↓
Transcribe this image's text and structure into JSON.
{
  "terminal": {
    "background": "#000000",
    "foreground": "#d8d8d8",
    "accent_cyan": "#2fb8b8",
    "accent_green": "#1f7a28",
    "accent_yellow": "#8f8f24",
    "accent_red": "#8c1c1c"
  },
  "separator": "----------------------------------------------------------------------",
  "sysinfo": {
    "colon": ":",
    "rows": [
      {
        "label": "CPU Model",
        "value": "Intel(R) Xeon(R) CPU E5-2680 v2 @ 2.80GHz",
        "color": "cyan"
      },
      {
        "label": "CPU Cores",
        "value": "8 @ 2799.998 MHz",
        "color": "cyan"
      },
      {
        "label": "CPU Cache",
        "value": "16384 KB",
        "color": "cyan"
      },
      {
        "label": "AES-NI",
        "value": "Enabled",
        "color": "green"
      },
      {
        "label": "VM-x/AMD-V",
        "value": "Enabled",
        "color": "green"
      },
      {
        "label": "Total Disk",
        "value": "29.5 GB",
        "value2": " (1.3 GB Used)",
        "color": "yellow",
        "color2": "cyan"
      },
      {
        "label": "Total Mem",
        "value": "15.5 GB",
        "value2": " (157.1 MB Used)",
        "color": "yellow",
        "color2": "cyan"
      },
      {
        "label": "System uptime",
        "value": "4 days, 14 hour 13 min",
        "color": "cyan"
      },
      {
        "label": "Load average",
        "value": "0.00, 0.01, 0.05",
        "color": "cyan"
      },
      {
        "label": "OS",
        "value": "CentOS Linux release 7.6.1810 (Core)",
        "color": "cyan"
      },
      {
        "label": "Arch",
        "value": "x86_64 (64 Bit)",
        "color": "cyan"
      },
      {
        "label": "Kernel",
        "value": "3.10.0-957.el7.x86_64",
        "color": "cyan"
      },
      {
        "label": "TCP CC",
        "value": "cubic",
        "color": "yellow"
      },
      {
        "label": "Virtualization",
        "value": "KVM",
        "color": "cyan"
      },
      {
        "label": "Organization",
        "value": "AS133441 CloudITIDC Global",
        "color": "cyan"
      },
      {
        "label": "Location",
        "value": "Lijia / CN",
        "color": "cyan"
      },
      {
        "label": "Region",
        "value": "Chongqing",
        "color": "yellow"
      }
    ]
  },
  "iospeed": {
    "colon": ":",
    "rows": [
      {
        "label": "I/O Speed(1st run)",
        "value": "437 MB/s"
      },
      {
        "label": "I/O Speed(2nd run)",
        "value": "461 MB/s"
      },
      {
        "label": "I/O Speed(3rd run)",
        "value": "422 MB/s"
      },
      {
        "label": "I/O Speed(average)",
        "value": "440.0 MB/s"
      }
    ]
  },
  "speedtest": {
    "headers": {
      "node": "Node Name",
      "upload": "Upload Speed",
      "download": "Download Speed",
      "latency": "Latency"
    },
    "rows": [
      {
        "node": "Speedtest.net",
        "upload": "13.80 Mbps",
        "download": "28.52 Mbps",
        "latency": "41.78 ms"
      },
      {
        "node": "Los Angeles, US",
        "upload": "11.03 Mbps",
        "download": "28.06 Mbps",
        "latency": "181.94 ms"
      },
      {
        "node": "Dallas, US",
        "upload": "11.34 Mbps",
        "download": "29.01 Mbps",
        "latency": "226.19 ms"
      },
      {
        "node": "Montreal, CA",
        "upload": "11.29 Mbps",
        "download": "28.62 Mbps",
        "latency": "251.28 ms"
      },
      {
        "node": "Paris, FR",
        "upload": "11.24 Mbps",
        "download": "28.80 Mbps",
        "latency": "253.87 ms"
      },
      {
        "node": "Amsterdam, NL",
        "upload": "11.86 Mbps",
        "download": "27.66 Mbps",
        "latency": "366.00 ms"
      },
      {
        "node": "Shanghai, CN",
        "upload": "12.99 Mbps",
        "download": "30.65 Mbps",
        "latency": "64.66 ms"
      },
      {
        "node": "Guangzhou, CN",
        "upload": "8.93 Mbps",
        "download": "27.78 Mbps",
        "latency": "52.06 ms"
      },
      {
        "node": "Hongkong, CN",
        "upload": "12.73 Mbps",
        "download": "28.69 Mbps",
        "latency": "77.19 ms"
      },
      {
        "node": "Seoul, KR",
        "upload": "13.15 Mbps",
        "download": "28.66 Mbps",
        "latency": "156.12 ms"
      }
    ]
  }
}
↑
Repeat the data exactly. Leave nothing out.

Transcribe this image's text and structure into JSON.
{
  "terminal": {
    "background": "#000000",
    "foreground": "#d8d8d8",
    "accent_cyan": "#2fb8b8",
    "accent_green": "#1f7a28",
    "accent_yellow": "#8f8f24",
    "accent_red": "#8c1c1c"
  },
  "separator": "----------------------------------------------------------------------",
  "sysinfo": {
    "colon": ":",
    "rows": [
      {
        "label": "CPU Model",
        "value": "Intel(R) Xeon(R) CPU E5-2680 v2 @ 2.80GHz",
        "color": "cyan"
      },
      {
        "label": "CPU Cores",
        "value": "8 @ 2799.998 MHz",
        "color": "cyan"
      },
      {
        "label": "CPU Cache",
        "value": "16384 KB",
        "color": "cyan"
      },
      {
        "label": "AES-NI",
        "value": "Enabled",
        "color": "green"
      },
      {
        "label": "VM-x/AMD-V",
        "value": "Enabled",
        "color": "green"
      },
      {
        "label": "Total Disk",
        "value": "29.5 GB",
        "value2": " (1.3 GB Used)",
        "color": "yellow",
        "color2": "cyan"
      },
      {
        "label": "Total Mem",
        "value": "15.5 GB",
        "value2": " (157.1 MB Used)",
        "color": "yellow",
        "color2": "cyan"
      },
      {
        "label": "System uptime",
        "value": "4 days, 14 hour 13 min",
        "color": "cyan"
      },
      {
        "label": "Load average",
        "value": "0.00, 0.01, 0.05",
        "color": "cyan"
      },
      {
        "label": "OS",
        "value": "CentOS Linux release 7.6.1810 (Core)",
        "color": "cyan"
      },
      {
        "label": "Arch",
        "value": "x86_64 (64 Bit)",
        "color": "cyan"
      },
      {
        "label": "Kernel",
        "value": "3.10.0-957.el7.x86_64",
        "color": "cyan"
      },
      {
        "label": "TCP CC",
        "value": "cubic",
        "color": "yellow"
      },
      {
        "label": "Virtualization",
        "value": "KVM",
        "color": "cyan"
      },
      {
        "label": "Organization",
        "value": "AS133441 CloudITIDC Global",
        "color": "cyan"
      },
      {
        "label": "Location",
        "value": "Lijia / CN",
        "color": "cyan"
      },
      {
        "label": "Region",
        "value": "Chongqing",
        "color": "yellow"
      }
    ]
  },
  "iospeed": {
    "colon": ":",
    "rows": [
      {
        "label": "I/O Speed(1st run)",
        "value": "437 MB/s"
      },
      {
        "label": "I/O Speed(2nd run)",
        "value": "461 MB/s"
      },
      {
        "label": "I/O Speed(3rd run)",
        "value": "422 MB/s"
      },
      {
        "label": "I/O Speed(average)",
        "value": "440.0 MB/s"
      }
    ]
  },
  "speedtest": {
    "headers": {
      "node": "Node Name",
      "upload": "Upload Speed",
      "download": "Download Speed",
      "latency": "Latency"
    },
    "rows": [
      {
        "node": "Speedtest.net",
        "upload": "13.80 Mbps",
        "download": "28.52 Mbps",
        "latency": "41.78 ms"
      },
      {
        "node": "Los Angeles, US",
        "upload": "11.03 Mbps",
        "download": "28.06 Mbps",
        "latency": "181.94 ms"
      },
      {
        "node": "Dallas, US",
        "upload": "11.34 Mbps",
        "download": "29.01 Mbps",
        "latency": "226.19 ms"
      },
      {
        "node": "Montreal, CA",
        "upload": "11.29 Mbps",
        "download": "28.62 Mbps",
        "latency": "251.28 ms"
      },
      {
        "node": "Paris, FR",
        "upload": "11.24 Mbps",
        "download": "28.80 Mbps",
        "latency": "253.87 ms"
      },
      {
        "node": "Amsterdam, NL",
        "upload": "11.86 Mbps",
        "download": "27.66 Mbps",
        "latency": "366.00 ms"
      },
      {
        "node": "Shanghai, CN",
        "upload": "12.99 Mbps",
        "download": "30.65 Mbps",
        "latency": "64.66 ms"
      },
      {
        "node": "Guangzhou, CN",
        "upload": "8.93 Mbps",
        "download": "27.78 Mbps",
        "latency": "52.06 ms"
      },
      {
        "node": "Hongkong, CN",
        "upload": "12.73 Mbps",
        "download": "28.69 Mbps",
        "latency": "77.19 ms"
      },
      {
        "node": "Seoul, KR",
        "upload": "13.15 Mbps",
        "download": "28.66 Mbps",
        "latency": "156.12 ms"
      }
    ]
  }
}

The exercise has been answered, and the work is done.